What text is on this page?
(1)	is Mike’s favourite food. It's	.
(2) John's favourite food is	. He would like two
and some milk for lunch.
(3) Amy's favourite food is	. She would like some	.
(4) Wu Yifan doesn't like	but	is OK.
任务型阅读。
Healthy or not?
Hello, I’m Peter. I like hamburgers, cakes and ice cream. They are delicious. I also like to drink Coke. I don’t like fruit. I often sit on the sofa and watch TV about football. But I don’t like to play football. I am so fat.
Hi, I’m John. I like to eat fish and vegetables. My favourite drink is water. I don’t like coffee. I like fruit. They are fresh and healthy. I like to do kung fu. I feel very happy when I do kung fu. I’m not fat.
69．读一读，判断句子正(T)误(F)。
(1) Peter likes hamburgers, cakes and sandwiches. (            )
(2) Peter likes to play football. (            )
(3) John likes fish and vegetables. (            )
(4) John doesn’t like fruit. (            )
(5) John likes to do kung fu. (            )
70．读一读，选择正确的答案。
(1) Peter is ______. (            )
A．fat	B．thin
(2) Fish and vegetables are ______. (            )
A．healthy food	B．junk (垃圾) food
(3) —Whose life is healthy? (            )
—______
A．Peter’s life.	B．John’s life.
______________________________
Given request: Return the listing above in full, character for character.

Task solution:
What text is on this page?
(1)	is Mike’s favourite food. It's	.
(2) John's favourite food is	. He would like two
and some milk for lunch.
(3) Amy's favourite food is	. She would like some	.
(4) Wu Yifan doesn't like	but	is OK.
任务型阅读。
Healthy or not?
Hello, I’m Peter. I like hamburgers, cakes and ice cream. They are delicious. I also like to drink Coke. I don’t like fruit. I often sit on the sofa and watch TV about football. But I don’t like to play football. I am so fat.
Hi, I’m John. I like to eat fish and vegetables. My favourite drink is water. I don’t like coffee. I like fruit. They are fresh and healthy. I like to do kung fu. I feel very happy when I do kung fu. I’m not fat.
69．读一读，判断句子正(T)误(F)。
(1) Peter likes hamburgers, cakes and sandwiches. (            )
(2) Peter likes to play football. (            )
(3) John likes fish and vegetables. (            )
(4) John doesn’t like fruit. (            )
(5) John likes to do kung fu. (            )
70．读一读，选择正确的答案。
(1) Peter is ______. (            )
A．fat	B．thin
(2) Fish and vegetables are ______. (            )
A．healthy food	B．junk (垃圾) food
(3) —Whose life is healthy? (            )
—______
A．Peter’s life.	B．John’s life.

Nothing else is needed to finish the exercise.